### RECORD EXCERPTS
▬▬▬
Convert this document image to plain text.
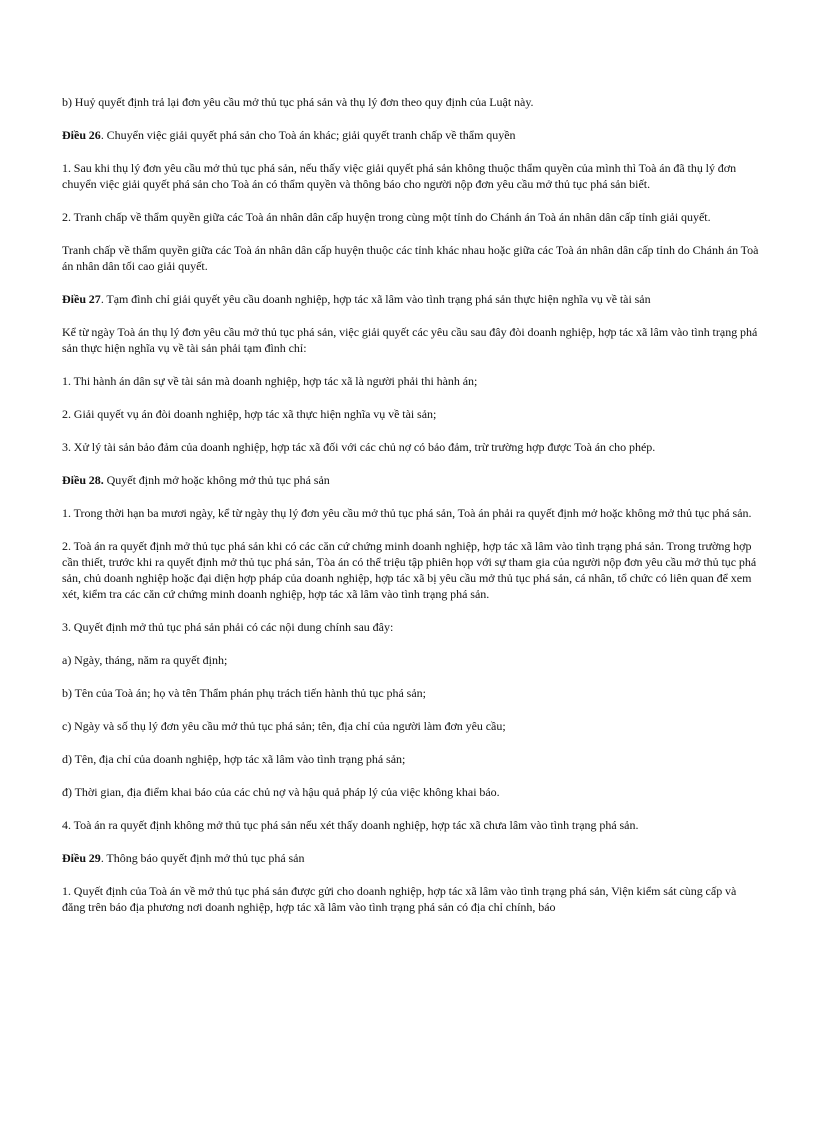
b) Huỷ quyết định trả lại đơn yêu cầu mở thủ tục phá sản và thụ lý đơn theo quy định của Luật này.

Điều 26. Chuyển việc giải quyết phá sản cho Toà án khác; giải quyết tranh chấp về thẩm quyền

1. Sau khi thụ lý đơn yêu cầu mở thủ tục phá sản, nếu thấy việc giải quyết phá sản không thuộc thẩm quyền của mình thì Toà án đã thụ lý đơn chuyển việc giải quyết phá sản cho Toà án có thẩm quyền và thông báo cho người nộp đơn yêu cầu mở thủ tục phá sản biết.

2. Tranh chấp về thẩm quyền giữa các Toà án nhân dân cấp huyện trong cùng một tỉnh do Chánh án Toà án nhân dân cấp tỉnh giải quyết.

Tranh chấp về thẩm quyền giữa các Toà án nhân dân cấp huyện thuộc các tỉnh khác nhau hoặc giữa các Toà án nhân dân cấp tỉnh do Chánh án Toà án nhân dân tối cao giải quyết.

Điều 27. Tạm đình chỉ giải quyết yêu cầu doanh nghiệp, hợp tác xã lâm vào tình trạng phá sản thực hiện nghĩa vụ về tài sản

Kể từ ngày Toà án thụ lý đơn yêu cầu mở thủ tục phá sản, việc giải quyết các yêu cầu sau đây đòi doanh nghiệp, hợp tác xã lâm vào tình trạng phá sản thực hiện nghĩa vụ về tài sản phải tạm đình chỉ:

1. Thi hành án dân sự về tài sản mà doanh nghiệp, hợp tác xã là người phải thi hành án;

2. Giải quyết vụ án đòi doanh nghiệp, hợp tác xã thực hiện nghĩa vụ về tài sản;

3. Xử lý tài sản bảo đảm của doanh nghiệp, hợp tác xã đối với các chủ nợ có bảo đảm, trừ trường hợp được Toà án cho phép.

Điều 28. Quyết định mở hoặc không mở thủ tục phá sản

1. Trong thời hạn ba mươi ngày, kể từ ngày thụ lý đơn yêu cầu mở thủ tục phá sản, Toà án phải ra quyết định mở hoặc không mở thủ tục phá sản.

2. Toà án ra quyết định mở thủ tục phá sản khi có các căn cứ chứng minh doanh nghiệp, hợp tác xã lâm vào tình trạng phá sản. Trong trường hợp cần thiết, trước khi ra quyết định mở thủ tục phá sản, Tòa án có thể triệu tập phiên họp với sự tham gia của người nộp đơn yêu cầu mở thủ tục phá sản, chủ doanh nghiệp hoặc đại diện hợp pháp của doanh nghiệp, hợp tác xã bị yêu cầu mở thủ tục phá sản, cá nhân, tổ chức có liên quan để xem xét, kiểm tra các căn cứ chứng minh doanh nghiệp, hợp tác xã lâm vào tình trạng phá sản.

3. Quyết định mở thủ tục phá sản phải có các nội dung chính sau đây:

a) Ngày, tháng, năm ra quyết định;

b) Tên của Toà án; họ và tên Thẩm phán phụ trách tiến hành thủ tục phá sản;

c) Ngày và số thụ lý đơn yêu cầu mở thủ tục phá sản; tên, địa chỉ của người làm đơn yêu cầu;

d) Tên, địa chỉ của doanh nghiệp, hợp tác xã lâm vào tình trạng phá sản;

đ) Thời gian, địa điểm khai báo của các chủ nợ và hậu quả pháp lý của việc không khai báo.

4. Toà án ra quyết định không mở thủ tục phá sản nếu xét thấy doanh nghiệp, hợp tác xã chưa lâm vào tình trạng phá sản.

Điều 29. Thông báo quyết định mở thủ tục phá sản

1. Quyết định của Toà án về mở thủ tục phá sản được gửi cho doanh nghiệp, hợp tác xã lâm vào tình trạng phá sản, Viện kiểm sát cùng cấp và đăng trên báo địa phương nơi doanh nghiệp, hợp tác xã lâm vào tình trạng phá sản có địa chỉ chính, báo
▬▬▬
### EXERCISE
Reproduce the data verbatim. Do not carry any picture into the copy.

### ANSWER BELOW
Convert this document image to plain text.
b) Huỷ quyết định trả lại đơn yêu cầu mở thủ tục phá sản và thụ lý đơn theo quy định của Luật này.

Điều 26. Chuyển việc giải quyết phá sản cho Toà án khác; giải quyết tranh chấp về thẩm quyền

1. Sau khi thụ lý đơn yêu cầu mở thủ tục phá sản, nếu thấy việc giải quyết phá sản không thuộc thẩm quyền của mình thì Toà án đã thụ lý đơn chuyển việc giải quyết phá sản cho Toà án có thẩm quyền và thông báo cho người nộp đơn yêu cầu mở thủ tục phá sản biết.

2. Tranh chấp về thẩm quyền giữa các Toà án nhân dân cấp huyện trong cùng một tỉnh do Chánh án Toà án nhân dân cấp tỉnh giải quyết.

Tranh chấp về thẩm quyền giữa các Toà án nhân dân cấp huyện thuộc các tỉnh khác nhau hoặc giữa các Toà án nhân dân cấp tỉnh do Chánh án Toà án nhân dân tối cao giải quyết.

Điều 27. Tạm đình chỉ giải quyết yêu cầu doanh nghiệp, hợp tác xã lâm vào tình trạng phá sản thực hiện nghĩa vụ về tài sản

Kể từ ngày Toà án thụ lý đơn yêu cầu mở thủ tục phá sản, việc giải quyết các yêu cầu sau đây đòi doanh nghiệp, hợp tác xã lâm vào tình trạng phá sản thực hiện nghĩa vụ về tài sản phải tạm đình chỉ:

1. Thi hành án dân sự về tài sản mà doanh nghiệp, hợp tác xã là người phải thi hành án;

2. Giải quyết vụ án đòi doanh nghiệp, hợp tác xã thực hiện nghĩa vụ về tài sản;

3. Xử lý tài sản bảo đảm của doanh nghiệp, hợp tác xã đối với các chủ nợ có bảo đảm, trừ trường hợp được Toà án cho phép.

Điều 28. Quyết định mở hoặc không mở thủ tục phá sản

1. Trong thời hạn ba mươi ngày, kể từ ngày thụ lý đơn yêu cầu mở thủ tục phá sản, Toà án phải ra quyết định mở hoặc không mở thủ tục phá sản.

2. Toà án ra quyết định mở thủ tục phá sản khi có các căn cứ chứng minh doanh nghiệp, hợp tác xã lâm vào tình trạng phá sản. Trong trường hợp cần thiết, trước khi ra quyết định mở thủ tục phá sản, Tòa án có thể triệu tập phiên họp với sự tham gia của người nộp đơn yêu cầu mở thủ tục phá sản, chủ doanh nghiệp hoặc đại diện hợp pháp của doanh nghiệp, hợp tác xã bị yêu cầu mở thủ tục phá sản, cá nhân, tổ chức có liên quan để xem xét, kiểm tra các căn cứ chứng minh doanh nghiệp, hợp tác xã lâm vào tình trạng phá sản.

3. Quyết định mở thủ tục phá sản phải có các nội dung chính sau đây:

a) Ngày, tháng, năm ra quyết định;

b) Tên của Toà án; họ và tên Thẩm phán phụ trách tiến hành thủ tục phá sản;

c) Ngày và số thụ lý đơn yêu cầu mở thủ tục phá sản; tên, địa chỉ của người làm đơn yêu cầu;

d) Tên, địa chỉ của doanh nghiệp, hợp tác xã lâm vào tình trạng phá sản;

đ) Thời gian, địa điểm khai báo của các chủ nợ và hậu quả pháp lý của việc không khai báo.

4. Toà án ra quyết định không mở thủ tục phá sản nếu xét thấy doanh nghiệp, hợp tác xã chưa lâm vào tình trạng phá sản.

Điều 29. Thông báo quyết định mở thủ tục phá sản

1. Quyết định của Toà án về mở thủ tục phá sản được gửi cho doanh nghiệp, hợp tác xã lâm vào tình trạng phá sản, Viện kiểm sát cùng cấp và đăng trên báo địa phương nơi doanh nghiệp, hợp tác xã lâm vào tình trạng phá sản có địa chỉ chính, báo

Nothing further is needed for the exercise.